### Short task
Report the number of lines containing "الكتاب", with no other words.

### Extracted data
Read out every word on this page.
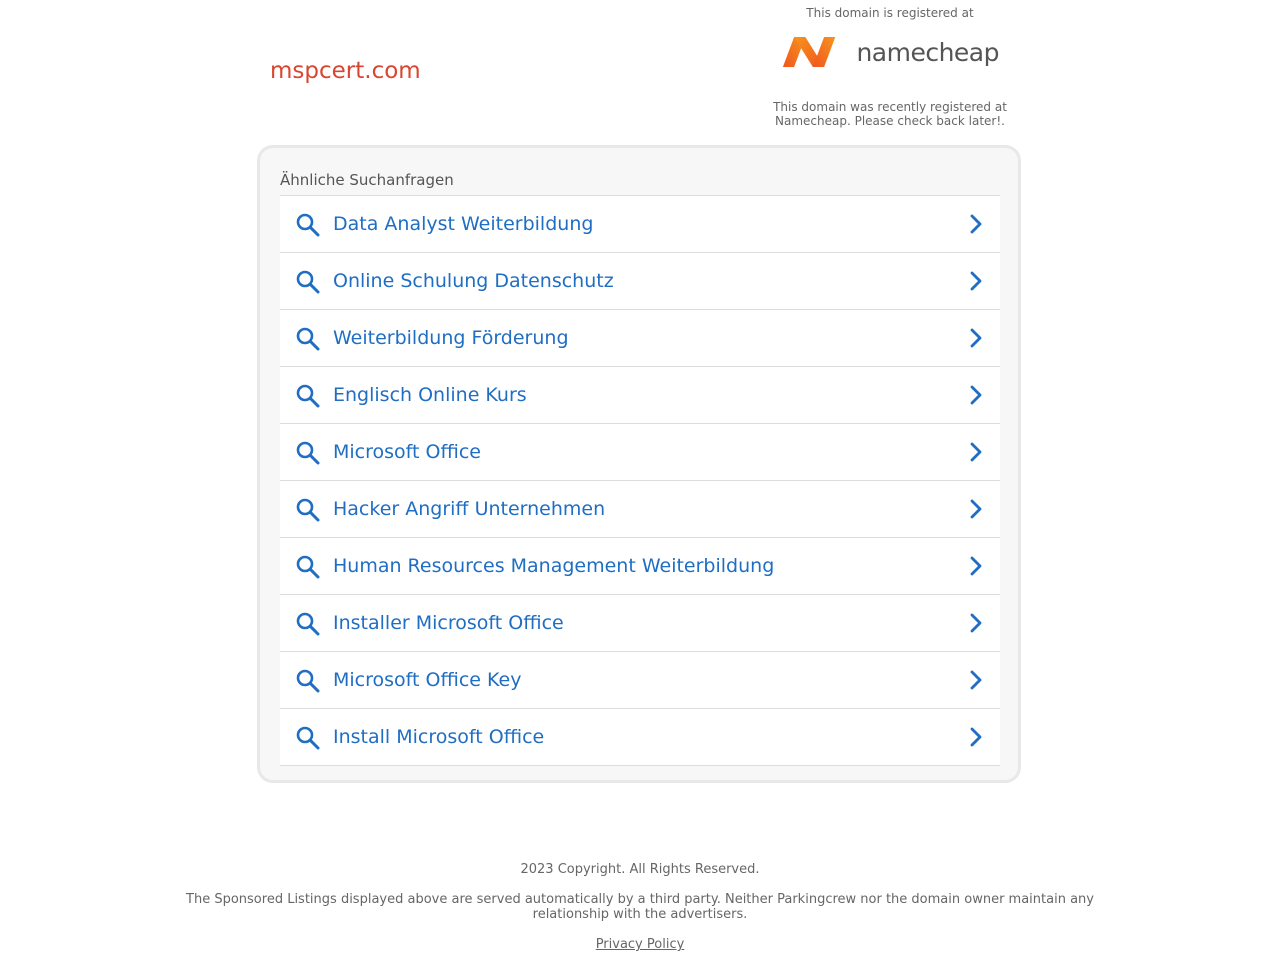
mspcert.com
This domain is registered at
namecheap
This domain was recently registered at
Namecheap. Please check back later!.
Ähnliche Suchanfragen
Data Analyst Weiterbildung
Online Schulung Datenschutz
Weiterbildung Förderung
Englisch Online Kurs
Microsoft Office
Hacker Angriff Unternehmen
Human Resources Management Weiterbildung
Installer Microsoft Office
Microsoft Office Key
Install Microsoft Office
2023 Copyright. All Rights Reserved.
The Sponsored Listings displayed above are served automatically by a third party. Neither Parkingcrew nor the domain owner maintain any relationship with the advertisers.
Privacy Policy
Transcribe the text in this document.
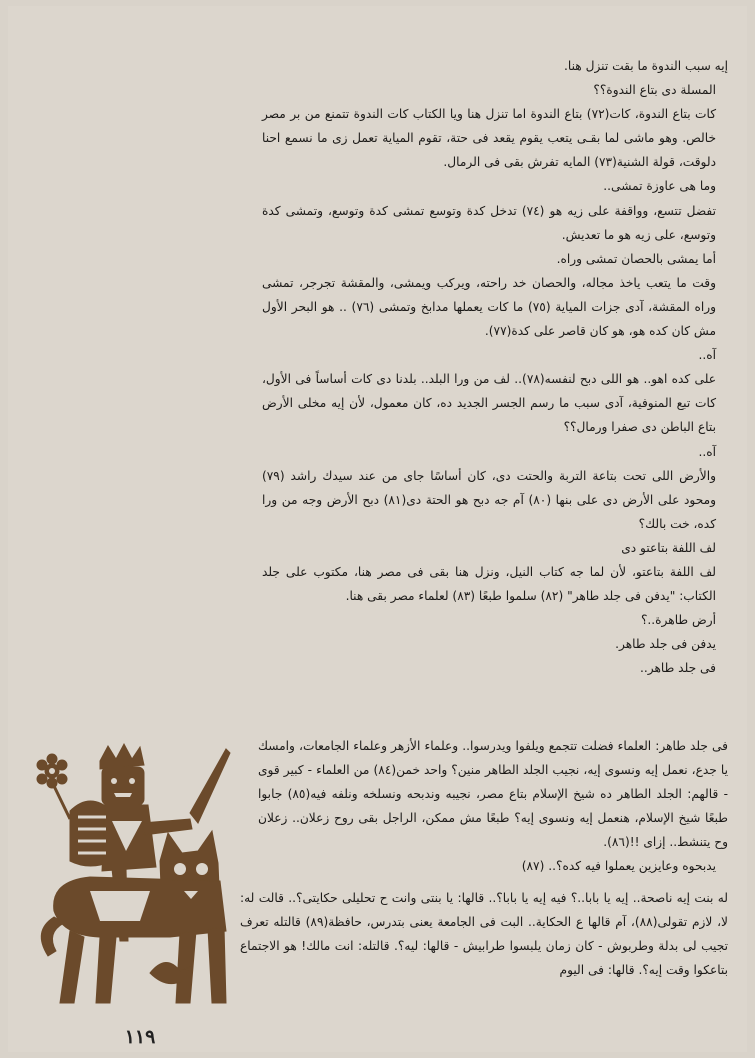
إيه سبب الندوة ما بقت تنزل هنا.

المسلة دى بتاع الندوة؟؟

كات بتاع الندوة، كات(٧٢) بتاع الندوة اما تنزل هنا ويا الكتاب كات الندوة تتمنع من بر مصر خالص. وهو ماشى لما بقـى يتعب يقوم يقعد فى حتة، تقوم المياية تعمل زى ما نسمع احنا دلوقت، قولة الشنية(٧٣) المايه تفرش بقى فى الرمال.

وما هى عاوزة تمشى..

تفضل تتسع، وواقفة على زيه هو (٧٤) تدخل كدة وتوسع تمشى كدة وتوسع، وتمشى كدة وتوسع، على زيه هو ما تعديش.

أما يمشى بالحصان تمشى وراه.

وقت ما يتعب ياخذ مجاله، والحصان خد راحته، ويركب ويمشى، والمقشة تجرجر، تمشى وراه المقشة، آدى جزات المياية (٧٥) ما كات يعملها مدابخ وتمشى (٧٦) .. هو البحر الأول مش كان كده هو، هو كان قاصر على كدة(٧٧).

آه..

على كده اهو.. هو اللى دبح لنفسه(٧٨).. لف من ورا البلد.. بلدنا دى كات أساساً فى الأول، كات تبع المنوفية، آدى سبب ما رسم الجسر الجديد ده، كان معمول، لأن إيه مخلى الأرض بتاع الباطن دى صفرا ورمال؟؟

آه..

والأرض اللى تحت بتاعة التربة والحتت دى، كان أساسًا جاى من عند سيدك راشد (٧٩) ومحود على الأرض دى على بنها (٨٠) آم جه دبح هو الحتة دى(٨١) دبح الأرض وجه من ورا كده، خت بالك؟

لف اللفة بتاعتو دى

لف اللفة بتاعتو، لأن لما جه كتاب النيل، ونزل هنا بقى فى مصر هنا، مكتوب على جلد الكتاب: "يدفن فى جلد طاهر" (٨٢) سلموا طبعًا (٨٣) لعلماء مصر بقى هنا.

أرض طاهرة..؟

يدفن فى جلد طاهر.

فى جلد طاهر..

فى جلد طاهر: العلماء فضلت تتجمع ويلفوا ويدرسوا.. وعلماء الأزهر وعلماء الجامعات، وامسك يا جدع، نعمل إيه ونسوى إيه، نجيب الجلد الطاهر منين؟ واحد خمن(٨٤) من العلماء - كبير قوى - قالهم: الجلد الطاهر ده شيخ الإسلام بتاع مصر، نجيبه وندبحه ونسلخه ونلفه فيه(٨٥) جابوا طبعًا شيخ الإسلام، هنعمل إيه ونسوى إيه؟ طبعًا مش ممكن، الراجل بقى روح زعلان.. زعلان وح يتنشط.. إزاى !!(٨٦).

يدبحوه وعايزين يعملوا فيه كده؟.. (٨٧)

له بنت إيه ناصحة.. إيه يا بابا..؟ فيه إيه يا بابا؟.. قالها: يا بنتى وانت ح تحليلى حكايتى؟.. قالت له: لا، لازم تقولى(٨٨)، آم قالها ع الحكاية.. البت فى الجامعة يعنى بتدرس، حافظة(٨٩) قالتله تعرف تجيب لى بدلة وطربوش - كان زمان يلبسوا طرابيش - قالها: ليه؟. قالتله: انت مالك! هو الاجتماع بتاعكوا وقت إيه؟. قالها: فى اليوم

١١٩
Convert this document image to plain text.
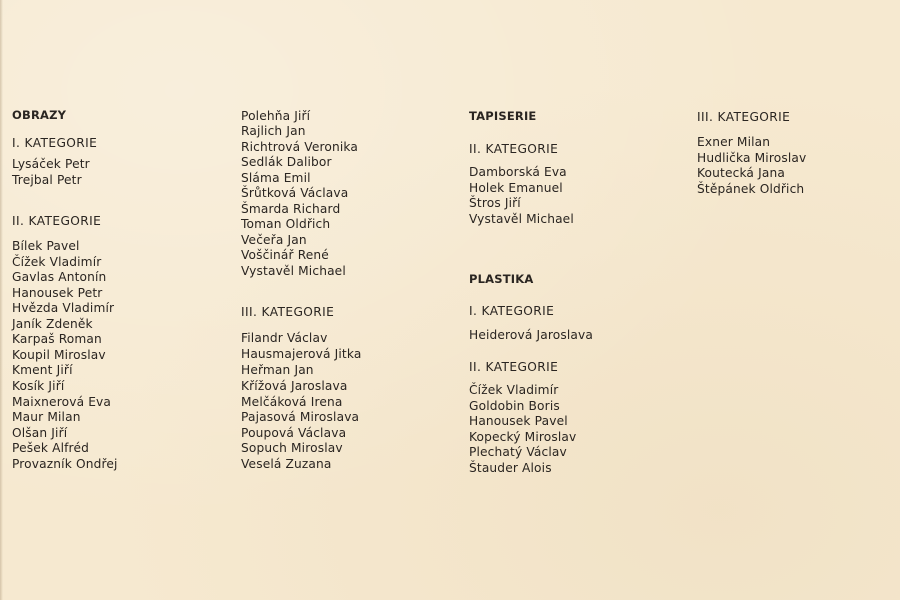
OBRAZY
I. KATEGORIE
Lysáček Petr
Trejbal Petr
II. KATEGORIE
Bílek Pavel
Čížek Vladimír
Gavlas Antonín
Hanousek Petr
Hvězda Vladimír
Janík Zdeněk
Karpaš Roman
Koupil Miroslav
Kment Jiří
Kosík Jiří
Maixnerová Eva
Maur Milan
Olšan Jiří
Pešek Alfréd
Provazník Ondřej
Polehňa Jiří
Rajlich Jan
Richtrová Veronika
Sedlák Dalibor
Sláma Emil
Šrůtková Václava
Šmarda Richard
Toman Oldřich
Večeřa Jan
Voščinář René
Vystavěl Michael
III. KATEGORIE
Filandr Václav
Hausmajerová Jitka
Heřman Jan
Křížová Jaroslava
Melčáková Irena
Pajasová Miroslava
Poupová Václava
Sopuch Miroslav
Veselá Zuzana
TAPISERIE
II. KATEGORIE
Damborská Eva
Holek Emanuel
Štros Jiří
Vystavěl Michael
PLASTIKA
I. KATEGORIE
Heiderová Jaroslava
II. KATEGORIE
Čížek Vladimír
Goldobin Boris
Hanousek Pavel
Kopecký Miroslav
Plechatý Václav
Štauder Alois
III. KATEGORIE
Exner Milan
Hudlička Miroslav
Koutecká Jana
Štěpánek Oldřich
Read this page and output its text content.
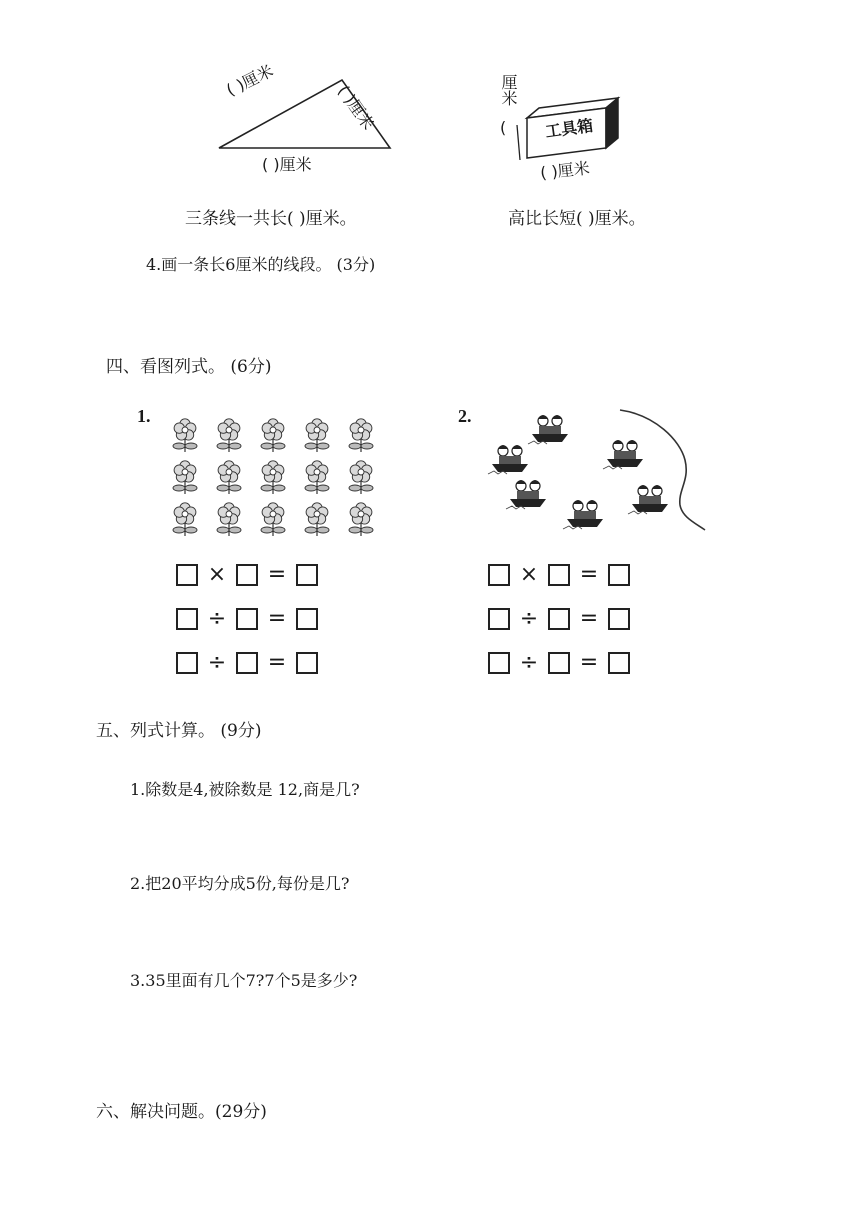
( )厘米
( )厘米
( )厘米
三条线一共长( )厘米。
工具箱
厘米
(
( )厘米
高比长短( )厘米。
4.画一条长6厘米的线段。 (3分)
四、看图列式。 (6分)
1.	2.
× =
÷ =
÷ =
× =
÷ =
÷ =
五、列式计算。 (9分)
1.除数是4,被除数是 12,商是几?
2.把20平均分成5份,每份是几?
3.35里面有几个7?7个5是多少?
六、解决问题。(29分)
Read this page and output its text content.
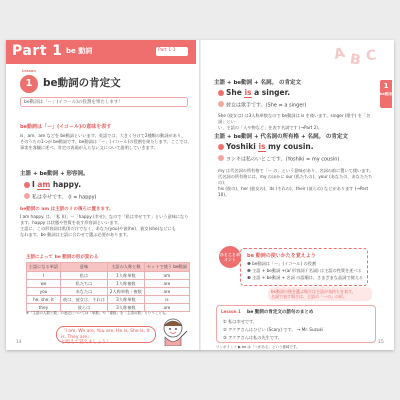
Part 1 be 動詞	Part 1-1
Lesson
1	be動詞の肯定文
be動詞は「ー」(イコール)の役割を果たします！
be動詞は「ー」(イコール)の意味を表す
is、am、are などを be動詞といいます。英語では、大きく分けて2種類の動詞があり、
そのうちの1つが be動詞です。be動詞は「ー」(イコール)の役割を果たします。ここでは、
事実を客観に述べ、肯定の表現が入らない文について説明していきます。
主語 + be動詞 + 形容詞。
I am happy.
私は幸せです。 (I = happy)
be動詞の am は主語の I の後ろに置きます。
I am happy. は、「私 (I)」ー「happy (幸せ)」なので「私は幸せです」という意味になり
ます。happy は状態や性質を表す形容詞といいます。
主語に、この形容詞は私(I)だけでなく、あなた(you)や彼(he)、彼女(she)などにも
なれます。be 動詞は主語に合わせて選ぶ必要があります。
主語によって be 動詞の形が変わる
主語になる単語	意味	主語の人称と数	セットで使う be動詞
I	私は	1人称単数	am
we	私たちは	1人称複数	are
you	あなたは	2人称単数・複数	are
he, she, it	彼は、彼女は、それは	3人称単数	is
they	彼らは	3人称複数	are
※「主語の人数と数」の表記については「単数」や「複数」を「主語の数」ということも。
「I am, We are, You are, He is, She is, It is, They are」
と唱えて覚えましょう！
14
A B C
1
be動詞
主語 + be動詞 + 名詞。 の肯定文
She is a singer.
彼女は歌手です。(She = a singer)
She (彼女は) は3人称単数なので be動詞は is を使います。singer (歌手) を「名詞」とい
い、主語の「人や物など」を表す名詞です (→Part 2)。
主語 + be動詞 + 代名詞の所有格 + 名詞。 の肯定文
Yoshiki is my cousin.
ヨシキは私のいとこです。(Yoshiki = my cousin)
my は代名詞の所有格で「ー の」という意味があり、名詞の前に置いて使います。
代名詞の所有格には、my のほかに our (私たちの)、your (あなたの、あなたたちの)、
his (彼の)、her (彼女の)、its (それの)、their (彼らの) などがあります (→Part 10)。
ひとことポイント
be 動詞の使いかたを覚えよう
❶ be動詞は「ー」(イコール) の役割
❷ 主語 + be動詞 +(a/ 形容詞 / 名詞) は主語の性質を述べる
❸ 主語 + be動詞 + 名詞 の語順は、さまざまな品詞で使える
be動詞の後を選ぶ場合は主語が気持ちを表す。
名詞で表す場合は、主語の「ーの」の形。
Lesson 1 be 動詞の肯定文の語句のまとめ
① 私は幸せです。
② アクアさんはひどい (Scary) です。 → Mr. Suzuki
③ アクアさんは私の先生です。
ワンポイント ▶ be は「～がある」という意味です。
15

### Final result
2